=== BRIEF ===
Print each line exactly as it is given.

— Start of SOURCE MATERIAL —

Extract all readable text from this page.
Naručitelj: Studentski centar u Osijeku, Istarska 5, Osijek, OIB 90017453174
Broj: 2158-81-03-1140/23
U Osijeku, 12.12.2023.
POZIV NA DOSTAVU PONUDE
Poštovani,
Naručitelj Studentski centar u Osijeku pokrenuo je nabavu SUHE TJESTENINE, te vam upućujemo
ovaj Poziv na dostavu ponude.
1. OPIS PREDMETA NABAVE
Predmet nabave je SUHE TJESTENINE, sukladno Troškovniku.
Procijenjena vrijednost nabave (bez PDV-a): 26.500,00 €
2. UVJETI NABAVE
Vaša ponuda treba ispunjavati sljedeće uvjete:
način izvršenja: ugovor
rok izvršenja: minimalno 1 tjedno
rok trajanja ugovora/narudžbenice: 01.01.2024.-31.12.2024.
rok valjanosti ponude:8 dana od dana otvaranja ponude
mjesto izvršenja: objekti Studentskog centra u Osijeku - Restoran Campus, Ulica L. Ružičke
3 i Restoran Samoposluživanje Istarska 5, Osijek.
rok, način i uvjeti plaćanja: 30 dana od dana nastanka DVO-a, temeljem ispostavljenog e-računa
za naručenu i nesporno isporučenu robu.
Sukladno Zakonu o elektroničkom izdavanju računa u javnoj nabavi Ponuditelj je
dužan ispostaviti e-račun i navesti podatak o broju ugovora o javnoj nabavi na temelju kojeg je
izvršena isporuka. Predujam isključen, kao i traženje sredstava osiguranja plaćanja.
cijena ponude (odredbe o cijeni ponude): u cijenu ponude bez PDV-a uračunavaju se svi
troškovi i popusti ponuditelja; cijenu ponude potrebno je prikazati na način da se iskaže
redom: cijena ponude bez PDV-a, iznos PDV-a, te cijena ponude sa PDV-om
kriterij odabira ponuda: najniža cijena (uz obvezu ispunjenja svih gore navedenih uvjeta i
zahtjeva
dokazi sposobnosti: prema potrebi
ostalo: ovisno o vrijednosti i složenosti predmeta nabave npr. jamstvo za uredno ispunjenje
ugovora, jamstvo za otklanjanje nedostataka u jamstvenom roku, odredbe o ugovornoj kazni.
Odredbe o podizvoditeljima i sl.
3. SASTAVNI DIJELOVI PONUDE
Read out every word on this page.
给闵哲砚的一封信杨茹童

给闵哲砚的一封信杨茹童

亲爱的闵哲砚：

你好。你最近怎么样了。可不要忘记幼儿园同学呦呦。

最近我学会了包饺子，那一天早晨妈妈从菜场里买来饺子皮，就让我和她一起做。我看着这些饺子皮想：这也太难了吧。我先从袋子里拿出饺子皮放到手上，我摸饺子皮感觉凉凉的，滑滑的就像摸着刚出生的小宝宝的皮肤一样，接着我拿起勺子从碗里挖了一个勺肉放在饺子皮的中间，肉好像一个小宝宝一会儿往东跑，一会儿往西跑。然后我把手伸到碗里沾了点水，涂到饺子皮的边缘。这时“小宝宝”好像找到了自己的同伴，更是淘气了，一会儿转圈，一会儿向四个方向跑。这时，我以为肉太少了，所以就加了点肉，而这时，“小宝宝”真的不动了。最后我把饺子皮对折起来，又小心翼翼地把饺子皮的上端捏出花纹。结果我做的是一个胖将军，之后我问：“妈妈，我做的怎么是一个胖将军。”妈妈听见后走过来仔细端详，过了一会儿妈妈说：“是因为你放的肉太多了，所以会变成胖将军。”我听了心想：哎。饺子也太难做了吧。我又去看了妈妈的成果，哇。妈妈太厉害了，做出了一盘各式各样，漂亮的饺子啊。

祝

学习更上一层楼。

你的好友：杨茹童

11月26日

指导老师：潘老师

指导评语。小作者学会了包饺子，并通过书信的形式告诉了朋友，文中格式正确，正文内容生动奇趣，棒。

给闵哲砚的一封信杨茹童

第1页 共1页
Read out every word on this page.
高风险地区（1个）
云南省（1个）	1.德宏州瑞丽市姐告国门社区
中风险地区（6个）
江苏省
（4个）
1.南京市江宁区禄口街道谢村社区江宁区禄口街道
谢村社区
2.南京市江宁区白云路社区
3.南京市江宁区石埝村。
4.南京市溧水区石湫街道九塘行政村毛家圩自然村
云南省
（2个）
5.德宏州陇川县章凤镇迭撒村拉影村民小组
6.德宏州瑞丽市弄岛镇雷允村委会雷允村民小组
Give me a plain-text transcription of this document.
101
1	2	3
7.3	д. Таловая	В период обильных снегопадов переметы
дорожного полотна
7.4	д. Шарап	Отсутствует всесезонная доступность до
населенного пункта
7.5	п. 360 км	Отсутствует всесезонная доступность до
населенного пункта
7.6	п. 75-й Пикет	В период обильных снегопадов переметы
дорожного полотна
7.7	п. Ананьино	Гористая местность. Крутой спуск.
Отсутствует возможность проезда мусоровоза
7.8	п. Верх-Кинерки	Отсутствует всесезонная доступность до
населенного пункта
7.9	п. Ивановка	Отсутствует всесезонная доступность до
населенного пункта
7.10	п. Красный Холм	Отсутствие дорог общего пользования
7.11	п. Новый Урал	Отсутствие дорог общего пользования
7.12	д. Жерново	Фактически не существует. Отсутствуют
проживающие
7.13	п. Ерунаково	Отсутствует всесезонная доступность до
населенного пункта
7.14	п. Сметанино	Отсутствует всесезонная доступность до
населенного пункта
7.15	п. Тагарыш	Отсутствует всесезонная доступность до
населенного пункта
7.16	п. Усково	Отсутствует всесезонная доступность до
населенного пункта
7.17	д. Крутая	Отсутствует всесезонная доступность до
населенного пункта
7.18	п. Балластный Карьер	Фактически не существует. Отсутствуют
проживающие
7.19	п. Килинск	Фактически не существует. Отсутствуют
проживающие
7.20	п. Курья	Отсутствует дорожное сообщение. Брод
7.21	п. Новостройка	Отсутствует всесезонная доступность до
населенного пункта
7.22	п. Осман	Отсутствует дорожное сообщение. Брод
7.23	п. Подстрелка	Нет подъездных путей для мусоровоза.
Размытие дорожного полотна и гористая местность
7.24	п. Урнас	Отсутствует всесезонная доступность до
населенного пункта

— End of SOURCE MATERIAL —

=== WRITTEN RESPONSE ===
Extract all readable text from this page.
Naručitelj: Studentski centar u Osijeku, Istarska 5, Osijek, OIB 90017453174
Broj: 2158-81-03-1140/23
U Osijeku, 12.12.2023.
POZIV NA DOSTAVU PONUDE
Poštovani,
Naručitelj Studentski centar u Osijeku pokrenuo je nabavu SUHE TJESTENINE, te vam upućujemo
ovaj Poziv na dostavu ponude.
1. OPIS PREDMETA NABAVE
Predmet nabave je SUHE TJESTENINE, sukladno Troškovniku.
Procijenjena vrijednost nabave (bez PDV-a): 26.500,00 €
2. UVJETI NABAVE
Vaša ponuda treba ispunjavati sljedeće uvjete:
način izvršenja: ugovor
rok izvršenja: minimalno 1 tjedno
rok trajanja ugovora/narudžbenice: 01.01.2024.-31.12.2024.
rok valjanosti ponude:8 dana od dana otvaranja ponude
mjesto izvršenja: objekti Studentskog centra u Osijeku - Restoran Campus, Ulica L. Ružičke
3 i Restoran Samoposluživanje Istarska 5, Osijek.
rok, način i uvjeti plaćanja: 30 dana od dana nastanka DVO-a, temeljem ispostavljenog e-računa
za naručenu i nesporno isporučenu robu.
Sukladno Zakonu o elektroničkom izdavanju računa u javnoj nabavi Ponuditelj je
dužan ispostaviti e-račun i navesti podatak o broju ugovora o javnoj nabavi na temelju kojeg je
izvršena isporuka. Predujam isključen, kao i traženje sredstava osiguranja plaćanja.
cijena ponude (odredbe o cijeni ponude): u cijenu ponude bez PDV-a uračunavaju se svi
troškovi i popusti ponuditelja; cijenu ponude potrebno je prikazati na način da se iskaže
redom: cijena ponude bez PDV-a, iznos PDV-a, te cijena ponude sa PDV-om
kriterij odabira ponuda: najniža cijena (uz obvezu ispunjenja svih gore navedenih uvjeta i
zahtjeva
dokazi sposobnosti: prema potrebi
ostalo: ovisno o vrijednosti i složenosti predmeta nabave npr. jamstvo za uredno ispunjenje
ugovora, jamstvo za otklanjanje nedostataka u jamstvenom roku, odredbe o ugovornoj kazni.
Odredbe o podizvoditeljima i sl.
3. SASTAVNI DIJELOVI PONUDE
Read out every word on this page.
给闵哲砚的一封信杨茹童

给闵哲砚的一封信杨茹童

亲爱的闵哲砚：

你好。你最近怎么样了。可不要忘记幼儿园同学呦呦。

最近我学会了包饺子，那一天早晨妈妈从菜场里买来饺子皮，就让我和她一起做。我看着这些饺子皮想：这也太难了吧。我先从袋子里拿出饺子皮放到手上，我摸饺子皮感觉凉凉的，滑滑的就像摸着刚出生的小宝宝的皮肤一样，接着我拿起勺子从碗里挖了一个勺肉放在饺子皮的中间，肉好像一个小宝宝一会儿往东跑，一会儿往西跑。然后我把手伸到碗里沾了点水，涂到饺子皮的边缘。这时“小宝宝”好像找到了自己的同伴，更是淘气了，一会儿转圈，一会儿向四个方向跑。这时，我以为肉太少了，所以就加了点肉，而这时，“小宝宝”真的不动了。最后我把饺子皮对折起来，又小心翼翼地把饺子皮的上端捏出花纹。结果我做的是一个胖将军，之后我问：“妈妈，我做的怎么是一个胖将军。”妈妈听见后走过来仔细端详，过了一会儿妈妈说：“是因为你放的肉太多了，所以会变成胖将军。”我听了心想：哎。饺子也太难做了吧。我又去看了妈妈的成果，哇。妈妈太厉害了，做出了一盘各式各样，漂亮的饺子啊。

祝

学习更上一层楼。

你的好友：杨茹童

11月26日

指导老师：潘老师

指导评语。小作者学会了包饺子，并通过书信的形式告诉了朋友，文中格式正确，正文内容生动奇趣，棒。

给闵哲砚的一封信杨茹童

第1页 共1页
Read out every word on this page.
高风险地区（1个）
云南省（1个）	1.德宏州瑞丽市姐告国门社区
中风险地区（6个）
江苏省
（4个）
1.南京市江宁区禄口街道谢村社区江宁区禄口街道
谢村社区
2.南京市江宁区白云路社区
3.南京市江宁区石埝村。
4.南京市溧水区石湫街道九塘行政村毛家圩自然村
云南省
（2个）
5.德宏州陇川县章凤镇迭撒村拉影村民小组
6.德宏州瑞丽市弄岛镇雷允村委会雷允村民小组
Give me a plain-text transcription of this document.
101
1	2	3
7.3	д. Таловая	В период обильных снегопадов переметы
дорожного полотна
7.4	д. Шарап	Отсутствует всесезонная доступность до
населенного пункта
7.5	п. 360 км	Отсутствует всесезонная доступность до
населенного пункта
7.6	п. 75-й Пикет	В период обильных снегопадов переметы
дорожного полотна
7.7	п. Ананьино	Гористая местность. Крутой спуск.
Отсутствует возможность проезда мусоровоза
7.8	п. Верх-Кинерки	Отсутствует всесезонная доступность до
населенного пункта
7.9	п. Ивановка	Отсутствует всесезонная доступность до
населенного пункта
7.10	п. Красный Холм	Отсутствие дорог общего пользования
7.11	п. Новый Урал	Отсутствие дорог общего пользования
7.12	д. Жерново	Фактически не существует. Отсутствуют
проживающие
7.13	п. Ерунаково	Отсутствует всесезонная доступность до
населенного пункта
7.14	п. Сметанино	Отсутствует всесезонная доступность до
населенного пункта
7.15	п. Тагарыш	Отсутствует всесезонная доступность до
населенного пункта
7.16	п. Усково	Отсутствует всесезонная доступность до
населенного пункта
7.17	д. Крутая	Отсутствует всесезонная доступность до
населенного пункта
7.18	п. Балластный Карьер	Фактически не существует. Отсутствуют
проживающие
7.19	п. Килинск	Фактически не существует. Отсутствуют
проживающие
7.20	п. Курья	Отсутствует дорожное сообщение. Брод
7.21	п. Новостройка	Отсутствует всесезонная доступность до
населенного пункта
7.22	п. Осман	Отсутствует дорожное сообщение. Брод
7.23	п. Подстрелка	Нет подъездных путей для мусоровоза.
Размытие дорожного полотна и гористая местность
7.24	п. Урнас	Отсутствует всесезонная доступность до
населенного пункта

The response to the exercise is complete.